> EXERCISE BRIEF:
Each line that follows is to be retyped exactly.

> EXTRACTED MATERIAL:
----

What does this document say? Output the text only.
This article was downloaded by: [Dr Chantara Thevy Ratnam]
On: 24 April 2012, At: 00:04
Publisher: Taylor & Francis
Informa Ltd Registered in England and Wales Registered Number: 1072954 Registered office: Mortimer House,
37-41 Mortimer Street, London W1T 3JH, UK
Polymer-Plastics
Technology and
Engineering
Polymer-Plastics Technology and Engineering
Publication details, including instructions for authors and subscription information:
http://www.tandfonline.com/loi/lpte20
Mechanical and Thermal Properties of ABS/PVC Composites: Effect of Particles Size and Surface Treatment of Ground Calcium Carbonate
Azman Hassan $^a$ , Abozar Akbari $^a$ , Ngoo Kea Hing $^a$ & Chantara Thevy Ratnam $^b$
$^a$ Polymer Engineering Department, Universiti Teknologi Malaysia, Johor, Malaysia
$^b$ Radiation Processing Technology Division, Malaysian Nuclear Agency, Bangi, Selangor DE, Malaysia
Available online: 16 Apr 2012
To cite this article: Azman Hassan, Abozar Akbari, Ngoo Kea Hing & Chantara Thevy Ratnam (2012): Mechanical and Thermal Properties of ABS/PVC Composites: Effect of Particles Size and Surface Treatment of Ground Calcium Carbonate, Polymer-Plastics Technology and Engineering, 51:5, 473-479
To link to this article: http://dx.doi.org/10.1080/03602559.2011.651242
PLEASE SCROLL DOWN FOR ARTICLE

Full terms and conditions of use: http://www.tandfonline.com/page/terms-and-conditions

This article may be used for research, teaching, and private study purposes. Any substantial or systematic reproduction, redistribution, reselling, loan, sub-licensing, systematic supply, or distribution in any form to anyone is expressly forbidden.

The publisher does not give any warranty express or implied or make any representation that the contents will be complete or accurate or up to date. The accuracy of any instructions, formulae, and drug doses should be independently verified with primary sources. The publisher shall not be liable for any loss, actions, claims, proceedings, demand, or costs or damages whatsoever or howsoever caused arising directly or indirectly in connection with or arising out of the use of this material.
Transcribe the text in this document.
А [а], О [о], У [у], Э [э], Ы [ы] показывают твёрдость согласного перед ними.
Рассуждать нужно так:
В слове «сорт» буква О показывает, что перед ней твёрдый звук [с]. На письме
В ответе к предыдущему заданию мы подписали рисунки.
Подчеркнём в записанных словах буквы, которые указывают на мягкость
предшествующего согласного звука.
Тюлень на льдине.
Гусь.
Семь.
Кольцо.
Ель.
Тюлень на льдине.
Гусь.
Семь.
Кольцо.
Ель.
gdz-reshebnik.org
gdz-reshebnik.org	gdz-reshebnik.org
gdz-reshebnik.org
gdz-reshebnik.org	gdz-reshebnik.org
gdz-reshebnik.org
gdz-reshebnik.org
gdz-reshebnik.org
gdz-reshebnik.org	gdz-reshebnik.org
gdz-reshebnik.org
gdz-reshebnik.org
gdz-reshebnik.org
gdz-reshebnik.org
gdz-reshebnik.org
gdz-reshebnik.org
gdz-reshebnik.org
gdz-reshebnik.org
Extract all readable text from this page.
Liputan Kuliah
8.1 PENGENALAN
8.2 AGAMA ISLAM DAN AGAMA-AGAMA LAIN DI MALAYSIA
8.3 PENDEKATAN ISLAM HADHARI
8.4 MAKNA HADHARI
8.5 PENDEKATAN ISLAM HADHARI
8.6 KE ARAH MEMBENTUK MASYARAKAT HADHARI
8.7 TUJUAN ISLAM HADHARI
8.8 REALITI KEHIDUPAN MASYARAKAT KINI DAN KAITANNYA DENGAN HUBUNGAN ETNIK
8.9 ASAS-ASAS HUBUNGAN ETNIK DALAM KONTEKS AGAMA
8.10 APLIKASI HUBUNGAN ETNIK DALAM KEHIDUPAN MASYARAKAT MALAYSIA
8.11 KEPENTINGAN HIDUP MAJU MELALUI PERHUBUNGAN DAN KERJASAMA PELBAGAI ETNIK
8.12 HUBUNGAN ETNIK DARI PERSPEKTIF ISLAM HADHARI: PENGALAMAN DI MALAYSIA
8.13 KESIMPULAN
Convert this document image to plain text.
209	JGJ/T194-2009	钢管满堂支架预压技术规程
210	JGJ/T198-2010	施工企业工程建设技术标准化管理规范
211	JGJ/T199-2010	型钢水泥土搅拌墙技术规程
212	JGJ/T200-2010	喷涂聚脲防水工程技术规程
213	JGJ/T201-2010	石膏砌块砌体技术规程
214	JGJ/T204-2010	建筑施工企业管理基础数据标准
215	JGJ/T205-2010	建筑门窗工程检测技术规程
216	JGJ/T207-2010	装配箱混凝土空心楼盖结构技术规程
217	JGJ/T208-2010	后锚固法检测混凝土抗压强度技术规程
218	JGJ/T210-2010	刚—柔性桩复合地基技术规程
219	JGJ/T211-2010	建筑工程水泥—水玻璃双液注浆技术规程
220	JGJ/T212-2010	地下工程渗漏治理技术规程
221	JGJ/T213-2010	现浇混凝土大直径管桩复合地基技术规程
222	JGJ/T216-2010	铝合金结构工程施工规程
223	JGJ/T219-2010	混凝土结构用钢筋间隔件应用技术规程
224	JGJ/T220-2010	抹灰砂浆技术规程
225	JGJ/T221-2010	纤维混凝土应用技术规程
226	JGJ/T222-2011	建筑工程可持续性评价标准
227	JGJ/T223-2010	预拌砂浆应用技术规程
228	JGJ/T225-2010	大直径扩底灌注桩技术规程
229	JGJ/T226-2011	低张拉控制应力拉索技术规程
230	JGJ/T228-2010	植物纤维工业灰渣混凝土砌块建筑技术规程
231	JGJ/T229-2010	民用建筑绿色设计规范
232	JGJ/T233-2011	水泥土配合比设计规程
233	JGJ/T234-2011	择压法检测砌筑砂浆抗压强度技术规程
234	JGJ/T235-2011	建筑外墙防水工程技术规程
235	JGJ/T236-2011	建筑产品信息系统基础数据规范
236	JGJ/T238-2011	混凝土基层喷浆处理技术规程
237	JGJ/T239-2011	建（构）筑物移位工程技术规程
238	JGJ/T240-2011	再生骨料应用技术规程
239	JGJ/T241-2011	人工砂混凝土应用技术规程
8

----

> CORRECT OUTPUT:
What does this document say? Output the text only.
This article was downloaded by: [Dr Chantara Thevy Ratnam]
On: 24 April 2012, At: 00:04
Publisher: Taylor & Francis
Informa Ltd Registered in England and Wales Registered Number: 1072954 Registered office: Mortimer House,
37-41 Mortimer Street, London W1T 3JH, UK
Polymer-Plastics
Technology and
Engineering
Polymer-Plastics Technology and Engineering
Publication details, including instructions for authors and subscription information:
http://www.tandfonline.com/loi/lpte20
Mechanical and Thermal Properties of ABS/PVC Composites: Effect of Particles Size and Surface Treatment of Ground Calcium Carbonate
Azman Hassan $^a$ , Abozar Akbari $^a$ , Ngoo Kea Hing $^a$ & Chantara Thevy Ratnam $^b$
$^a$ Polymer Engineering Department, Universiti Teknologi Malaysia, Johor, Malaysia
$^b$ Radiation Processing Technology Division, Malaysian Nuclear Agency, Bangi, Selangor DE, Malaysia
Available online: 16 Apr 2012
To cite this article: Azman Hassan, Abozar Akbari, Ngoo Kea Hing & Chantara Thevy Ratnam (2012): Mechanical and Thermal Properties of ABS/PVC Composites: Effect of Particles Size and Surface Treatment of Ground Calcium Carbonate, Polymer-Plastics Technology and Engineering, 51:5, 473-479
To link to this article: http://dx.doi.org/10.1080/03602559.2011.651242
PLEASE SCROLL DOWN FOR ARTICLE

Full terms and conditions of use: http://www.tandfonline.com/page/terms-and-conditions

This article may be used for research, teaching, and private study purposes. Any substantial or systematic reproduction, redistribution, reselling, loan, sub-licensing, systematic supply, or distribution in any form to anyone is expressly forbidden.

The publisher does not give any warranty express or implied or make any representation that the contents will be complete or accurate or up to date. The accuracy of any instructions, formulae, and drug doses should be independently verified with primary sources. The publisher shall not be liable for any loss, actions, claims, proceedings, demand, or costs or damages whatsoever or howsoever caused arising directly or indirectly in connection with or arising out of the use of this material.
Transcribe the text in this document.
А [а], О [о], У [у], Э [э], Ы [ы] показывают твёрдость согласного перед ними.
Рассуждать нужно так:
В слове «сорт» буква О показывает, что перед ней твёрдый звук [с]. На письме
В ответе к предыдущему заданию мы подписали рисунки.
Подчеркнём в записанных словах буквы, которые указывают на мягкость
предшествующего согласного звука.
Тюлень на льдине.
Гусь.
Семь.
Кольцо.
Ель.
Тюлень на льдине.
Гусь.
Семь.
Кольцо.
Ель.
gdz-reshebnik.org
gdz-reshebnik.org	gdz-reshebnik.org
gdz-reshebnik.org
gdz-reshebnik.org	gdz-reshebnik.org
gdz-reshebnik.org
gdz-reshebnik.org
gdz-reshebnik.org
gdz-reshebnik.org	gdz-reshebnik.org
gdz-reshebnik.org
gdz-reshebnik.org
gdz-reshebnik.org
gdz-reshebnik.org
gdz-reshebnik.org
gdz-reshebnik.org
gdz-reshebnik.org
gdz-reshebnik.org
Extract all readable text from this page.
Liputan Kuliah
8.1 PENGENALAN
8.2 AGAMA ISLAM DAN AGAMA-AGAMA LAIN DI MALAYSIA
8.3 PENDEKATAN ISLAM HADHARI
8.4 MAKNA HADHARI
8.5 PENDEKATAN ISLAM HADHARI
8.6 KE ARAH MEMBENTUK MASYARAKAT HADHARI
8.7 TUJUAN ISLAM HADHARI
8.8 REALITI KEHIDUPAN MASYARAKAT KINI DAN KAITANNYA DENGAN HUBUNGAN ETNIK
8.9 ASAS-ASAS HUBUNGAN ETNIK DALAM KONTEKS AGAMA
8.10 APLIKASI HUBUNGAN ETNIK DALAM KEHIDUPAN MASYARAKAT MALAYSIA
8.11 KEPENTINGAN HIDUP MAJU MELALUI PERHUBUNGAN DAN KERJASAMA PELBAGAI ETNIK
8.12 HUBUNGAN ETNIK DARI PERSPEKTIF ISLAM HADHARI: PENGALAMAN DI MALAYSIA
8.13 KESIMPULAN
Convert this document image to plain text.
209	JGJ/T194-2009	钢管满堂支架预压技术规程
210	JGJ/T198-2010	施工企业工程建设技术标准化管理规范
211	JGJ/T199-2010	型钢水泥土搅拌墙技术规程
212	JGJ/T200-2010	喷涂聚脲防水工程技术规程
213	JGJ/T201-2010	石膏砌块砌体技术规程
214	JGJ/T204-2010	建筑施工企业管理基础数据标准
215	JGJ/T205-2010	建筑门窗工程检测技术规程
216	JGJ/T207-2010	装配箱混凝土空心楼盖结构技术规程
217	JGJ/T208-2010	后锚固法检测混凝土抗压强度技术规程
218	JGJ/T210-2010	刚—柔性桩复合地基技术规程
219	JGJ/T211-2010	建筑工程水泥—水玻璃双液注浆技术规程
220	JGJ/T212-2010	地下工程渗漏治理技术规程
221	JGJ/T213-2010	现浇混凝土大直径管桩复合地基技术规程
222	JGJ/T216-2010	铝合金结构工程施工规程
223	JGJ/T219-2010	混凝土结构用钢筋间隔件应用技术规程
224	JGJ/T220-2010	抹灰砂浆技术规程
225	JGJ/T221-2010	纤维混凝土应用技术规程
226	JGJ/T222-2011	建筑工程可持续性评价标准
227	JGJ/T223-2010	预拌砂浆应用技术规程
228	JGJ/T225-2010	大直径扩底灌注桩技术规程
229	JGJ/T226-2011	低张拉控制应力拉索技术规程
230	JGJ/T228-2010	植物纤维工业灰渣混凝土砌块建筑技术规程
231	JGJ/T229-2010	民用建筑绿色设计规范
232	JGJ/T233-2011	水泥土配合比设计规程
233	JGJ/T234-2011	择压法检测砌筑砂浆抗压强度技术规程
234	JGJ/T235-2011	建筑外墙防水工程技术规程
235	JGJ/T236-2011	建筑产品信息系统基础数据规范
236	JGJ/T238-2011	混凝土基层喷浆处理技术规程
237	JGJ/T239-2011	建（构）筑物移位工程技术规程
238	JGJ/T240-2011	再生骨料应用技术规程
239	JGJ/T241-2011	人工砂混凝土应用技术规程
8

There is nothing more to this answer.